> **Objective**
Repeat all the records exactly, omitting pictures.

Stored items:
========================================

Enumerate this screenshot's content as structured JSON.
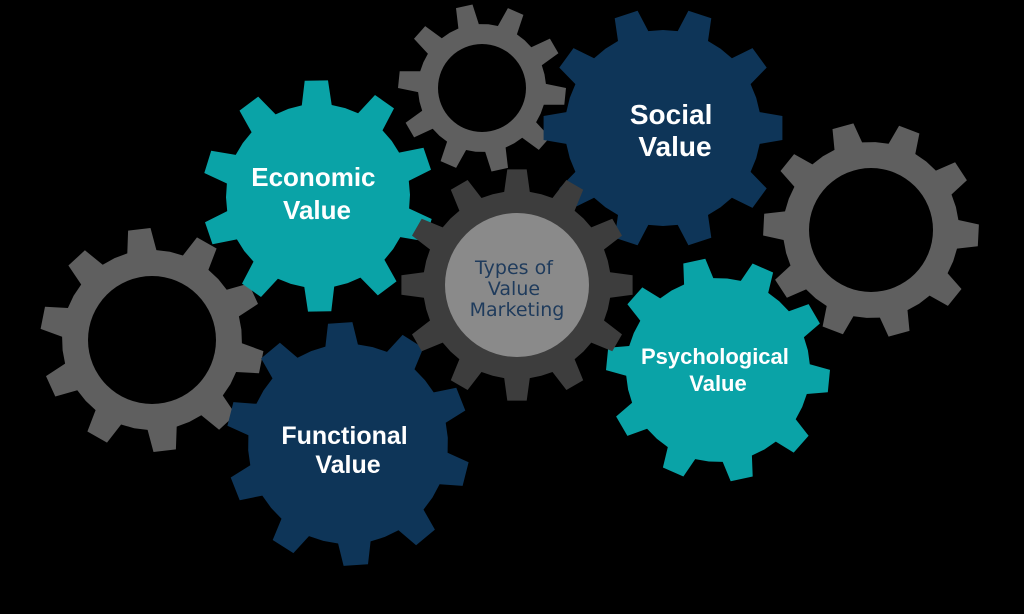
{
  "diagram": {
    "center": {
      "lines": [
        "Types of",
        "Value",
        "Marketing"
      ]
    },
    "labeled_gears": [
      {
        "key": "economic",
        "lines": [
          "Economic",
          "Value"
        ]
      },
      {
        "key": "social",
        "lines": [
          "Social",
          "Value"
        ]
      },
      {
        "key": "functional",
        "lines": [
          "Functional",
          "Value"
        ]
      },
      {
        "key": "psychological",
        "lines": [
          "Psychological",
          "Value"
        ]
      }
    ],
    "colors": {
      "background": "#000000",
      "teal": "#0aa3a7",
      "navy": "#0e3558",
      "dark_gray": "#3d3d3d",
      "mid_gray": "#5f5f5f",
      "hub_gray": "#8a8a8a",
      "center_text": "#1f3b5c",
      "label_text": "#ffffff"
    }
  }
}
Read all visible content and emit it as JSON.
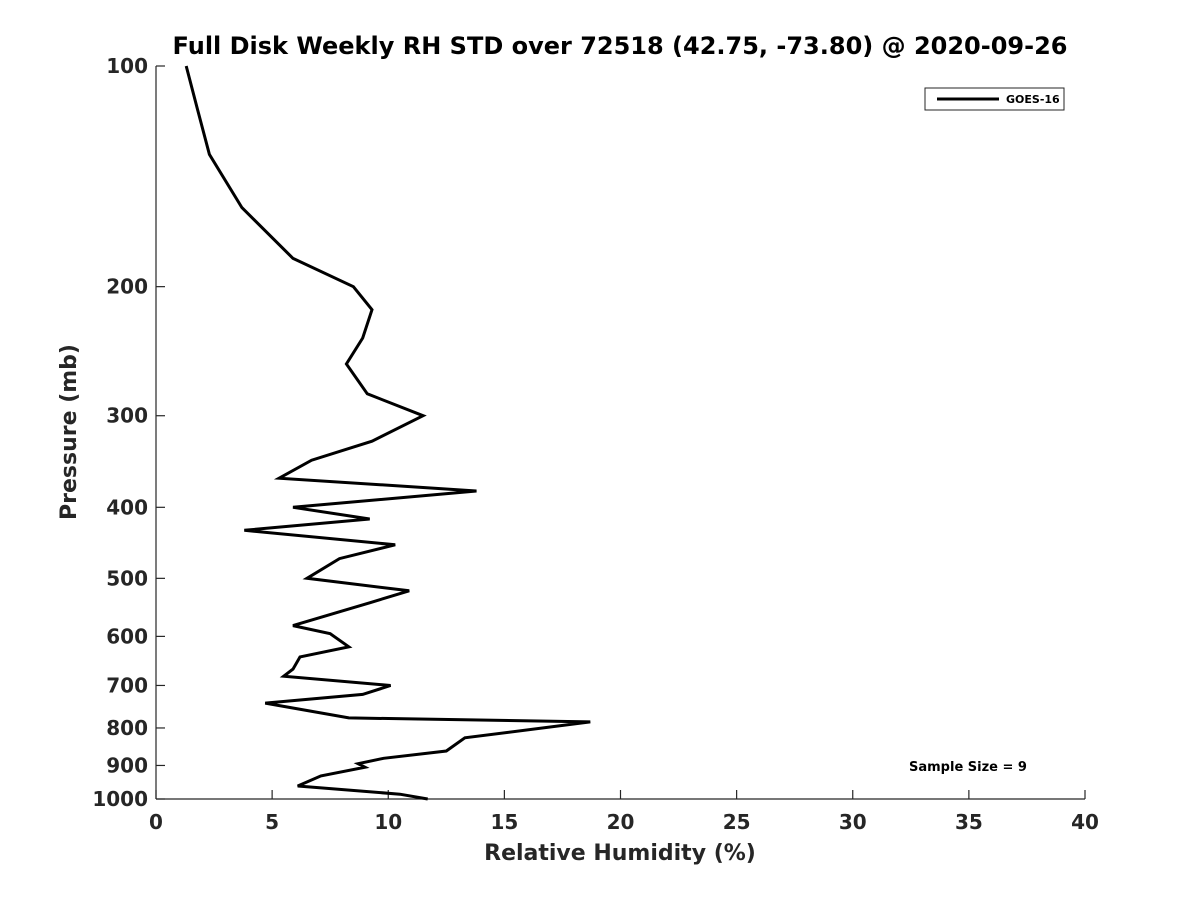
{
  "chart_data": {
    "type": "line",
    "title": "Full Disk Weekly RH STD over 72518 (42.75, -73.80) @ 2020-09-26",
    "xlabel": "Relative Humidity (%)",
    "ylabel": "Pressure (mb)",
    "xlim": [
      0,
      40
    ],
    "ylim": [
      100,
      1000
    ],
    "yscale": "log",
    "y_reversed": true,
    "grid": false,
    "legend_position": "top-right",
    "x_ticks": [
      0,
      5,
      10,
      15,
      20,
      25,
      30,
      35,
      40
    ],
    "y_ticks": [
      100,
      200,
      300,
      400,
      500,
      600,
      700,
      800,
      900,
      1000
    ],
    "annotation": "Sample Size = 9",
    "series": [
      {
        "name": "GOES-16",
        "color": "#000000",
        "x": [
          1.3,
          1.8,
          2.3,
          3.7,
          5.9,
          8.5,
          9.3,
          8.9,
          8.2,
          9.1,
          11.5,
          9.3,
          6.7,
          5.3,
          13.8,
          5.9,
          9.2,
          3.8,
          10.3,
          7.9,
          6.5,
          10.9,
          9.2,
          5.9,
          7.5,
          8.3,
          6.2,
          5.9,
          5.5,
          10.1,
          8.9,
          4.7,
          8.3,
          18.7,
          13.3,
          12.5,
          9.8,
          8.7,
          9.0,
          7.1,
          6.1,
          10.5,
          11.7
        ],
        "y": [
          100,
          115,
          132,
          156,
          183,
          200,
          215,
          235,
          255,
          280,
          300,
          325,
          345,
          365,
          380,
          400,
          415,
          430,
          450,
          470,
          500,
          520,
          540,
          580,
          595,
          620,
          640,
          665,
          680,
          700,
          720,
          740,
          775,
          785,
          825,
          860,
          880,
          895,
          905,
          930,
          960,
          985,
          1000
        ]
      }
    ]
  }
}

========================================

> **Expected answer**
Enumerate this screenshot's content as structured JSON.
{
  "diagram": {
    "center": {
      "lines": [
        "Types of",
        "Value",
        "Marketing"
      ]
    },
    "labeled_gears": [
      {
        "key": "economic",
        "lines": [
          "Economic",
          "Value"
        ]
      },
      {
        "key": "social",
        "lines": [
          "Social",
          "Value"
        ]
      },
      {
        "key": "functional",
        "lines": [
          "Functional",
          "Value"
        ]
      },
      {
        "key": "psychological",
        "lines": [
          "Psychological",
          "Value"
        ]
      }
    ],
    "colors": {
      "background": "#000000",
      "teal": "#0aa3a7",
      "navy": "#0e3558",
      "dark_gray": "#3d3d3d",
      "mid_gray": "#5f5f5f",
      "hub_gray": "#8a8a8a",
      "center_text": "#1f3b5c",
      "label_text": "#ffffff"
    }
  }
}
Read all visible content and emit it as JSON.
{
  "chart_data": {
    "type": "line",
    "title": "Full Disk Weekly RH STD over 72518 (42.75, -73.80) @ 2020-09-26",
    "xlabel": "Relative Humidity (%)",
    "ylabel": "Pressure (mb)",
    "xlim": [
      0,
      40
    ],
    "ylim": [
      100,
      1000
    ],
    "yscale": "log",
    "y_reversed": true,
    "grid": false,
    "legend_position": "top-right",
    "x_ticks": [
      0,
      5,
      10,
      15,
      20,
      25,
      30,
      35,
      40
    ],
    "y_ticks": [
      100,
      200,
      300,
      400,
      500,
      600,
      700,
      800,
      900,
      1000
    ],
    "annotation": "Sample Size = 9",
    "series": [
      {
        "name": "GOES-16",
        "color": "#000000",
        "x": [
          1.3,
          1.8,
          2.3,
          3.7,
          5.9,
          8.5,
          9.3,
          8.9,
          8.2,
          9.1,
          11.5,
          9.3,
          6.7,
          5.3,
          13.8,
          5.9,
          9.2,
          3.8,
          10.3,
          7.9,
          6.5,
          10.9,
          9.2,
          5.9,
          7.5,
          8.3,
          6.2,
          5.9,
          5.5,
          10.1,
          8.9,
          4.7,
          8.3,
          18.7,
          13.3,
          12.5,
          9.8,
          8.7,
          9.0,
          7.1,
          6.1,
          10.5,
          11.7
        ],
        "y": [
          100,
          115,
          132,
          156,
          183,
          200,
          215,
          235,
          255,
          280,
          300,
          325,
          345,
          365,
          380,
          400,
          415,
          430,
          450,
          470,
          500,
          520,
          540,
          580,
          595,
          620,
          640,
          665,
          680,
          700,
          720,
          740,
          775,
          785,
          825,
          860,
          880,
          895,
          905,
          930,
          960,
          985,
          1000
        ]
      }
    ]
  }
}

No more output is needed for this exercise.